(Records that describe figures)
★ ★ ★

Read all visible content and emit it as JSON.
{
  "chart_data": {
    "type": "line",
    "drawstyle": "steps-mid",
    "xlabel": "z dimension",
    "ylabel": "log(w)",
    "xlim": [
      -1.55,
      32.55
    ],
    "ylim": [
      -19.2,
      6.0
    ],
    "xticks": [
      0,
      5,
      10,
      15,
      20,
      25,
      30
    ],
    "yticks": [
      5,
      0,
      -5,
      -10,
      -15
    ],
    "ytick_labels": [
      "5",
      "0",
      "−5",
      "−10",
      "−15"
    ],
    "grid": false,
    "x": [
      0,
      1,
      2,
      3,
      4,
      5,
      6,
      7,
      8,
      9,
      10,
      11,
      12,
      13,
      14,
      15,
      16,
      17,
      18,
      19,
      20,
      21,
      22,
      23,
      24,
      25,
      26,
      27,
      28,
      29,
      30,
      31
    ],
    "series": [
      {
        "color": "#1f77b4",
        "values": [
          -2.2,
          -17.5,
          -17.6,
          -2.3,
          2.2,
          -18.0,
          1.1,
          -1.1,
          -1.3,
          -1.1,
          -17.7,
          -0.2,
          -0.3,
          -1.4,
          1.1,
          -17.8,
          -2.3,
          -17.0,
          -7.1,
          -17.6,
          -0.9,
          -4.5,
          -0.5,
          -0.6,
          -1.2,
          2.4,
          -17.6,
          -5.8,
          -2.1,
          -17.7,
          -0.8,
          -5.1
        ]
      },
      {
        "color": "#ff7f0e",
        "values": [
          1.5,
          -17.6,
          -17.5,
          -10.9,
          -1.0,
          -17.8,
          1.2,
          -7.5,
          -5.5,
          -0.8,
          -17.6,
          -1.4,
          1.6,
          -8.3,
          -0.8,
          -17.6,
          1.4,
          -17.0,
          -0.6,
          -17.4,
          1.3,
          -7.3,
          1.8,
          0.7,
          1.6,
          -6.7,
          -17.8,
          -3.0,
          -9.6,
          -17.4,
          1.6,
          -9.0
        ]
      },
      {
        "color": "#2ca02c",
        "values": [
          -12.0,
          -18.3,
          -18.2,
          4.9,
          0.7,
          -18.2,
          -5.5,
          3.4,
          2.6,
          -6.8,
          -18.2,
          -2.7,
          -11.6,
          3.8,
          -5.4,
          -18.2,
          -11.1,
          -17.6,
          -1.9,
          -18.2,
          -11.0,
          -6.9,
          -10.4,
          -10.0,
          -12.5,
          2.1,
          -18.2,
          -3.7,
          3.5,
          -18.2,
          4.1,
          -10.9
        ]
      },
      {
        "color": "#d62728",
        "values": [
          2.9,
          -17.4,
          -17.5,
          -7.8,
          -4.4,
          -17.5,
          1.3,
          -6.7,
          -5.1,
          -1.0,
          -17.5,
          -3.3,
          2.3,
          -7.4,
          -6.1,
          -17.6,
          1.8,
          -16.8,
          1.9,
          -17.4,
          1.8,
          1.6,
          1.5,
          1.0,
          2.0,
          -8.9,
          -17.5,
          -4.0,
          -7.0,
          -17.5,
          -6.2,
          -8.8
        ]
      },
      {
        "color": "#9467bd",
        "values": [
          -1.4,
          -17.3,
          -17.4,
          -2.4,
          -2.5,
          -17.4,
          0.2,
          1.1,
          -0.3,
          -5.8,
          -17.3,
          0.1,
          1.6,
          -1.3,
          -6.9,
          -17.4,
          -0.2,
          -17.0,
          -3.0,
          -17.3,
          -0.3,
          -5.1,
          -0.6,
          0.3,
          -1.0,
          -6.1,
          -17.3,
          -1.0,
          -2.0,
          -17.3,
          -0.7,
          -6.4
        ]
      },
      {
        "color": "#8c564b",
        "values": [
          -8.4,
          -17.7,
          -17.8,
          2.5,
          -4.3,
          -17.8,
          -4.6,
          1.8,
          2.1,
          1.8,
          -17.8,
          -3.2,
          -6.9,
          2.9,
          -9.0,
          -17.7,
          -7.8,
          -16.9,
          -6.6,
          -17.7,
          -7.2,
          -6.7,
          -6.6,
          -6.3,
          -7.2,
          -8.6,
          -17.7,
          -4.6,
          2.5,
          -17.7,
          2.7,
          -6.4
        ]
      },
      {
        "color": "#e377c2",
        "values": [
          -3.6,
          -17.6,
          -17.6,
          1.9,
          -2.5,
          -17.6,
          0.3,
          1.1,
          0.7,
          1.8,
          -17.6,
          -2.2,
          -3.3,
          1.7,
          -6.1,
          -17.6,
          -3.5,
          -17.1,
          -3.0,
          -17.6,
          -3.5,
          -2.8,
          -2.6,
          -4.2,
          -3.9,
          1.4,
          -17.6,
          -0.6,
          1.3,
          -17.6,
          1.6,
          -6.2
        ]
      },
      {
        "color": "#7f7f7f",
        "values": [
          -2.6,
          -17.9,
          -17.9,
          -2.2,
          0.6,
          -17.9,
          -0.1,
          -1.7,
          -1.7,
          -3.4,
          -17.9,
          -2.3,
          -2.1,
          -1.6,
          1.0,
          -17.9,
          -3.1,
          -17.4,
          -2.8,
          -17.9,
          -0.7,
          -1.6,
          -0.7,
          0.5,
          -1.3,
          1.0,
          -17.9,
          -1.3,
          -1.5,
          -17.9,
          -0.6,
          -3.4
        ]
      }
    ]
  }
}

★ ★ ★

EXERCISE PROMPT:
Copy the data above exactly. Every line must be included.

CORRECT OUTPUT:
Read all visible content and emit it as JSON.
{
  "chart_data": {
    "type": "line",
    "drawstyle": "steps-mid",
    "xlabel": "z dimension",
    "ylabel": "log(w)",
    "xlim": [
      -1.55,
      32.55
    ],
    "ylim": [
      -19.2,
      6.0
    ],
    "xticks": [
      0,
      5,
      10,
      15,
      20,
      25,
      30
    ],
    "yticks": [
      5,
      0,
      -5,
      -10,
      -15
    ],
    "ytick_labels": [
      "5",
      "0",
      "−5",
      "−10",
      "−15"
    ],
    "grid": false,
    "x": [
      0,
      1,
      2,
      3,
      4,
      5,
      6,
      7,
      8,
      9,
      10,
      11,
      12,
      13,
      14,
      15,
      16,
      17,
      18,
      19,
      20,
      21,
      22,
      23,
      24,
      25,
      26,
      27,
      28,
      29,
      30,
      31
    ],
    "series": [
      {
        "color": "#1f77b4",
        "values": [
          -2.2,
          -17.5,
          -17.6,
          -2.3,
          2.2,
          -18.0,
          1.1,
          -1.1,
          -1.3,
          -1.1,
          -17.7,
          -0.2,
          -0.3,
          -1.4,
          1.1,
          -17.8,
          -2.3,
          -17.0,
          -7.1,
          -17.6,
          -0.9,
          -4.5,
          -0.5,
          -0.6,
          -1.2,
          2.4,
          -17.6,
          -5.8,
          -2.1,
          -17.7,
          -0.8,
          -5.1
        ]
      },
      {
        "color": "#ff7f0e",
        "values": [
          1.5,
          -17.6,
          -17.5,
          -10.9,
          -1.0,
          -17.8,
          1.2,
          -7.5,
          -5.5,
          -0.8,
          -17.6,
          -1.4,
          1.6,
          -8.3,
          -0.8,
          -17.6,
          1.4,
          -17.0,
          -0.6,
          -17.4,
          1.3,
          -7.3,
          1.8,
          0.7,
          1.6,
          -6.7,
          -17.8,
          -3.0,
          -9.6,
          -17.4,
          1.6,
          -9.0
        ]
      },
      {
        "color": "#2ca02c",
        "values": [
          -12.0,
          -18.3,
          -18.2,
          4.9,
          0.7,
          -18.2,
          -5.5,
          3.4,
          2.6,
          -6.8,
          -18.2,
          -2.7,
          -11.6,
          3.8,
          -5.4,
          -18.2,
          -11.1,
          -17.6,
          -1.9,
          -18.2,
          -11.0,
          -6.9,
          -10.4,
          -10.0,
          -12.5,
          2.1,
          -18.2,
          -3.7,
          3.5,
          -18.2,
          4.1,
          -10.9
        ]
      },
      {
        "color": "#d62728",
        "values": [
          2.9,
          -17.4,
          -17.5,
          -7.8,
          -4.4,
          -17.5,
          1.3,
          -6.7,
          -5.1,
          -1.0,
          -17.5,
          -3.3,
          2.3,
          -7.4,
          -6.1,
          -17.6,
          1.8,
          -16.8,
          1.9,
          -17.4,
          1.8,
          1.6,
          1.5,
          1.0,
          2.0,
          -8.9,
          -17.5,
          -4.0,
          -7.0,
          -17.5,
          -6.2,
          -8.8
        ]
      },
      {
        "color": "#9467bd",
        "values": [
          -1.4,
          -17.3,
          -17.4,
          -2.4,
          -2.5,
          -17.4,
          0.2,
          1.1,
          -0.3,
          -5.8,
          -17.3,
          0.1,
          1.6,
          -1.3,
          -6.9,
          -17.4,
          -0.2,
          -17.0,
          -3.0,
          -17.3,
          -0.3,
          -5.1,
          -0.6,
          0.3,
          -1.0,
          -6.1,
          -17.3,
          -1.0,
          -2.0,
          -17.3,
          -0.7,
          -6.4
        ]
      },
      {
        "color": "#8c564b",
        "values": [
          -8.4,
          -17.7,
          -17.8,
          2.5,
          -4.3,
          -17.8,
          -4.6,
          1.8,
          2.1,
          1.8,
          -17.8,
          -3.2,
          -6.9,
          2.9,
          -9.0,
          -17.7,
          -7.8,
          -16.9,
          -6.6,
          -17.7,
          -7.2,
          -6.7,
          -6.6,
          -6.3,
          -7.2,
          -8.6,
          -17.7,
          -4.6,
          2.5,
          -17.7,
          2.7,
          -6.4
        ]
      },
      {
        "color": "#e377c2",
        "values": [
          -3.6,
          -17.6,
          -17.6,
          1.9,
          -2.5,
          -17.6,
          0.3,
          1.1,
          0.7,
          1.8,
          -17.6,
          -2.2,
          -3.3,
          1.7,
          -6.1,
          -17.6,
          -3.5,
          -17.1,
          -3.0,
          -17.6,
          -3.5,
          -2.8,
          -2.6,
          -4.2,
          -3.9,
          1.4,
          -17.6,
          -0.6,
          1.3,
          -17.6,
          1.6,
          -6.2
        ]
      },
      {
        "color": "#7f7f7f",
        "values": [
          -2.6,
          -17.9,
          -17.9,
          -2.2,
          0.6,
          -17.9,
          -0.1,
          -1.7,
          -1.7,
          -3.4,
          -17.9,
          -2.3,
          -2.1,
          -1.6,
          1.0,
          -17.9,
          -3.1,
          -17.4,
          -2.8,
          -17.9,
          -0.7,
          -1.6,
          -0.7,
          0.5,
          -1.3,
          1.0,
          -17.9,
          -1.3,
          -1.5,
          -17.9,
          -0.6,
          -3.4
        ]
      }
    ]
  }
}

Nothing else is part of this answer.